● **Exercise**
Gather every line in the records below that contains the word "vers".

● **Provided data**
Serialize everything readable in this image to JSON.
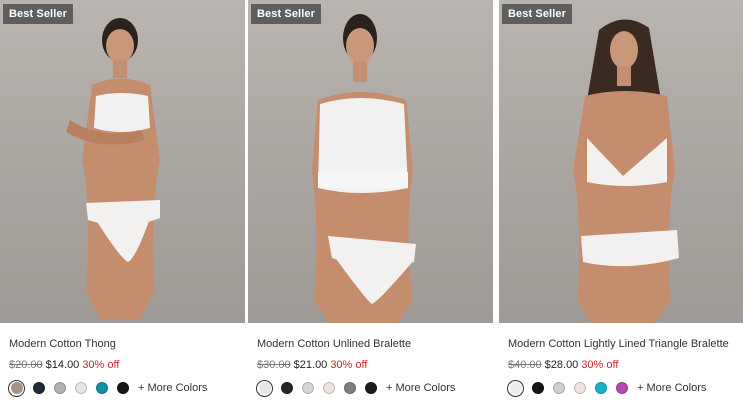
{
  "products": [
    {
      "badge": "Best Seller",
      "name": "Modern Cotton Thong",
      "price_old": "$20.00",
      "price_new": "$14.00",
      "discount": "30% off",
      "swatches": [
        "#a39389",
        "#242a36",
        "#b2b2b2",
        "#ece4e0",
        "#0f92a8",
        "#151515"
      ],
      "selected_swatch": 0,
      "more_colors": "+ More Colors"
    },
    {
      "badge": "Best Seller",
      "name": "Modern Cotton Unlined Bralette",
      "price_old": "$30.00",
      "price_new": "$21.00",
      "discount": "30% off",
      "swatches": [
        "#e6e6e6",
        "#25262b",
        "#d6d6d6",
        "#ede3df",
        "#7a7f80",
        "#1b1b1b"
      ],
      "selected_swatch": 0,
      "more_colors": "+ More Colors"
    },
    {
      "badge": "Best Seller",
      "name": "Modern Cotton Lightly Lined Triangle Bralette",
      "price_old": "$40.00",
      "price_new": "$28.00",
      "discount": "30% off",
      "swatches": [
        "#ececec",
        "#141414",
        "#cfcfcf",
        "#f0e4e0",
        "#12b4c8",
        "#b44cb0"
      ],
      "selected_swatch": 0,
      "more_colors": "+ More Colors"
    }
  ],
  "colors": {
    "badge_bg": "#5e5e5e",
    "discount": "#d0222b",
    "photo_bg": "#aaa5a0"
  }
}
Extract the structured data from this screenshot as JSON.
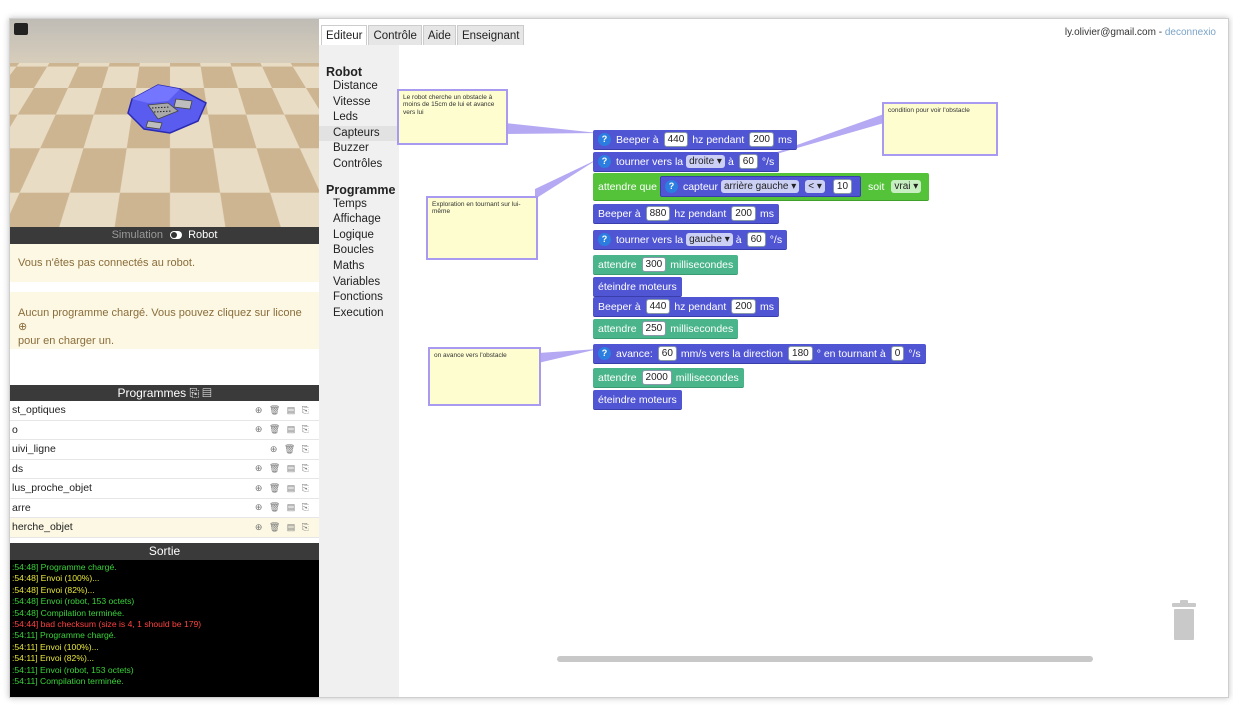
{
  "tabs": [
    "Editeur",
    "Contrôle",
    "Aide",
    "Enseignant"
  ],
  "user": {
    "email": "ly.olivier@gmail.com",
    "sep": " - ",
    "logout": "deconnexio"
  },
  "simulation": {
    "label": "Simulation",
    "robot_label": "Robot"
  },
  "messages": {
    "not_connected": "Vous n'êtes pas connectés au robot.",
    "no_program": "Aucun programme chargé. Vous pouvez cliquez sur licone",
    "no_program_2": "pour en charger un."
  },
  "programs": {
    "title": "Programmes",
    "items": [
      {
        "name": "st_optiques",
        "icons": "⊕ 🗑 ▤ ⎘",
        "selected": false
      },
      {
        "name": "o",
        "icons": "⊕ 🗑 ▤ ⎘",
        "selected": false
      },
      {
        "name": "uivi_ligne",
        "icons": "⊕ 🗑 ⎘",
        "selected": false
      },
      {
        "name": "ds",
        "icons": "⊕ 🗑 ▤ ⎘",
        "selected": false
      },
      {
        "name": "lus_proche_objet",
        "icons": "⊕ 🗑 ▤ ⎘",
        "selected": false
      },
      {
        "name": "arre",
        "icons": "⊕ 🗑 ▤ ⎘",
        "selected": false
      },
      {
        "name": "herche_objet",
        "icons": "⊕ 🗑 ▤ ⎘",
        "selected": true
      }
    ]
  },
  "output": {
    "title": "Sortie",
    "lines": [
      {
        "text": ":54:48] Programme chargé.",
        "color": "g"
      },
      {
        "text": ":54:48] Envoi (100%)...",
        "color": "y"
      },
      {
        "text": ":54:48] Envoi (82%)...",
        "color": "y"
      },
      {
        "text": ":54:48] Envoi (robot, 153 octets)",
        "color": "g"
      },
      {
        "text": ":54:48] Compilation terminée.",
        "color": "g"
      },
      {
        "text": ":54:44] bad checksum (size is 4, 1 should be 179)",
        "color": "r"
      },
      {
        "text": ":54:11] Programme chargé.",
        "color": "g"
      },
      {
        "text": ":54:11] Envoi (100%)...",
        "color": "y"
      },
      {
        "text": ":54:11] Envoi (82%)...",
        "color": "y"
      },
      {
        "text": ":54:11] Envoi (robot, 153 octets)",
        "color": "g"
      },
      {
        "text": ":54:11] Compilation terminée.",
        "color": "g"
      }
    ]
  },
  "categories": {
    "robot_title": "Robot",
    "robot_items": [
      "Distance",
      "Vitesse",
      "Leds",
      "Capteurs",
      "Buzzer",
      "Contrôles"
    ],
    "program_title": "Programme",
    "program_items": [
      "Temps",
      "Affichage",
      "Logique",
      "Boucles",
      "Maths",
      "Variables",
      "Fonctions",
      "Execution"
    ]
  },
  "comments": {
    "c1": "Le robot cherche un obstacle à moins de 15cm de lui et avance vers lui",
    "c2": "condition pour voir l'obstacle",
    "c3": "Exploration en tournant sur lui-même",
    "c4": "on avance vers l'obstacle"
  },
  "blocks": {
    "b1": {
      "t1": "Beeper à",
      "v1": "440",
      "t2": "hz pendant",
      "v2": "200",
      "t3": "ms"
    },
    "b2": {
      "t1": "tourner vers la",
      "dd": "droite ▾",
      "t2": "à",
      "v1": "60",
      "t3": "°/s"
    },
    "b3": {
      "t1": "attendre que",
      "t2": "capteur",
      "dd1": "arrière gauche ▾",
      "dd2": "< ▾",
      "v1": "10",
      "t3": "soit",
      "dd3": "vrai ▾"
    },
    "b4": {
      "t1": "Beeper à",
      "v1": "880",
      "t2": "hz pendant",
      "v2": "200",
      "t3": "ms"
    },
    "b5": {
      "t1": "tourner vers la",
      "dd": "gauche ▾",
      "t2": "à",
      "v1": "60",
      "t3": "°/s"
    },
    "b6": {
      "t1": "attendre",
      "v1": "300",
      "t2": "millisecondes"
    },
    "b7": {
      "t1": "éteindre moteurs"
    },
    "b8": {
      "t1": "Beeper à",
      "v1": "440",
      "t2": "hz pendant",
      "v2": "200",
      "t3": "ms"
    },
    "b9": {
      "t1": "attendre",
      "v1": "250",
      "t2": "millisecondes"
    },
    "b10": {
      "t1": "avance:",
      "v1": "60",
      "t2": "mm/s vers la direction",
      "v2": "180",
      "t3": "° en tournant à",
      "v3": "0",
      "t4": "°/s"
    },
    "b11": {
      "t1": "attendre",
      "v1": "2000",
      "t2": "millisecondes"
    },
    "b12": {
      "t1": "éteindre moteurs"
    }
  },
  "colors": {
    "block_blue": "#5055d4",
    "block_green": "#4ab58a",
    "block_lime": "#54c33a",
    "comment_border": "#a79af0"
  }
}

---

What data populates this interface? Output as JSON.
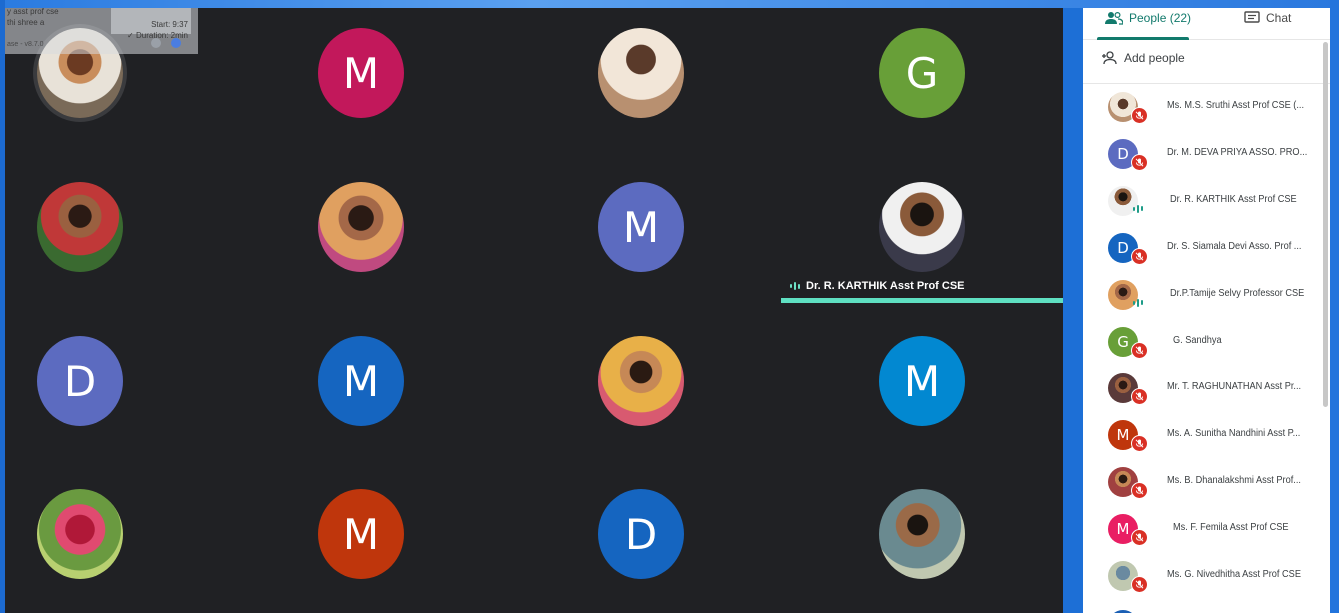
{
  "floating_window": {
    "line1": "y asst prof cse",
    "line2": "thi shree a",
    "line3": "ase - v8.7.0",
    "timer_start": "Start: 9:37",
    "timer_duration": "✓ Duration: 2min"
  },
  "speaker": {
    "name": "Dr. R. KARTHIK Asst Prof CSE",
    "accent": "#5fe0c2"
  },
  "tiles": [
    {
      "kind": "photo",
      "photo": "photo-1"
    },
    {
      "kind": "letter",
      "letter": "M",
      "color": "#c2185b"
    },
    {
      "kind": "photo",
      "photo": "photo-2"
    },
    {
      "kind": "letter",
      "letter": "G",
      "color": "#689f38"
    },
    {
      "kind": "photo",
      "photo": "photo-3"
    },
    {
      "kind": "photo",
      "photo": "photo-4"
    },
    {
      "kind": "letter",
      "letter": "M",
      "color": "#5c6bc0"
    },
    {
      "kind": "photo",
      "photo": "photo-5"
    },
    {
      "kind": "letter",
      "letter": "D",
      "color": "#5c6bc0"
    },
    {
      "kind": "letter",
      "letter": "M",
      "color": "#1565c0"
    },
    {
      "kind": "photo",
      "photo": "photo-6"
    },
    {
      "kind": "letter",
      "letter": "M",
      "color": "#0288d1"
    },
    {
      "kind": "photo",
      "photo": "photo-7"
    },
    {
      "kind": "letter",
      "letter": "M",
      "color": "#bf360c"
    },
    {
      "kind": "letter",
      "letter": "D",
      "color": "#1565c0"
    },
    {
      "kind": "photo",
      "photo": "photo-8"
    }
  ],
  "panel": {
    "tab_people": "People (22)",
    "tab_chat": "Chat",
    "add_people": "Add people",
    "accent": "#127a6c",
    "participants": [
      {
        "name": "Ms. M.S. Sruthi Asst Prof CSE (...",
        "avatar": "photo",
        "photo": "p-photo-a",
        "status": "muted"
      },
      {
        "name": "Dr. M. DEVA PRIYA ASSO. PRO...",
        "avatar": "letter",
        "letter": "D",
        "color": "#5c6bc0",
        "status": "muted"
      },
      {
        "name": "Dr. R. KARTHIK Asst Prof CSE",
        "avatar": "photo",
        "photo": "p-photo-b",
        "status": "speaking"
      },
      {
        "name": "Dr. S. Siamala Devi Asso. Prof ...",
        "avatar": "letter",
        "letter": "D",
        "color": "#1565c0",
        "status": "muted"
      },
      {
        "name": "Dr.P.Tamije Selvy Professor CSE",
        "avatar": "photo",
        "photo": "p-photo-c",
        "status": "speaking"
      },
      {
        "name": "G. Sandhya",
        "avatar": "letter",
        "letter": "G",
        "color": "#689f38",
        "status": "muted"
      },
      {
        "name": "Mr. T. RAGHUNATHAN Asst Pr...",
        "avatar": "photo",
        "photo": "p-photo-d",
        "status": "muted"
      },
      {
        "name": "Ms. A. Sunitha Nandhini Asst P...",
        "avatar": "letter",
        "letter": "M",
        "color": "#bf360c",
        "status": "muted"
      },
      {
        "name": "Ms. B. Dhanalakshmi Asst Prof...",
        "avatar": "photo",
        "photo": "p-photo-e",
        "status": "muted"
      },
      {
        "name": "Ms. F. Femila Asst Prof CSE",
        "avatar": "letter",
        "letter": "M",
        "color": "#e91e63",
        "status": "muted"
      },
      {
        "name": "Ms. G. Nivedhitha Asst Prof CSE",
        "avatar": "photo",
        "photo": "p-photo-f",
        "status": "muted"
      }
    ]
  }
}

● **Written response**
    "c1": "Le robot cherche un obstacle à moins de 15cm de lui et avance vers lui",
    "c4": "on avance vers l'obstacle"
      "t1": "tourner vers la",
      "t1": "tourner vers la",
      "t2": "mm/s vers la direction",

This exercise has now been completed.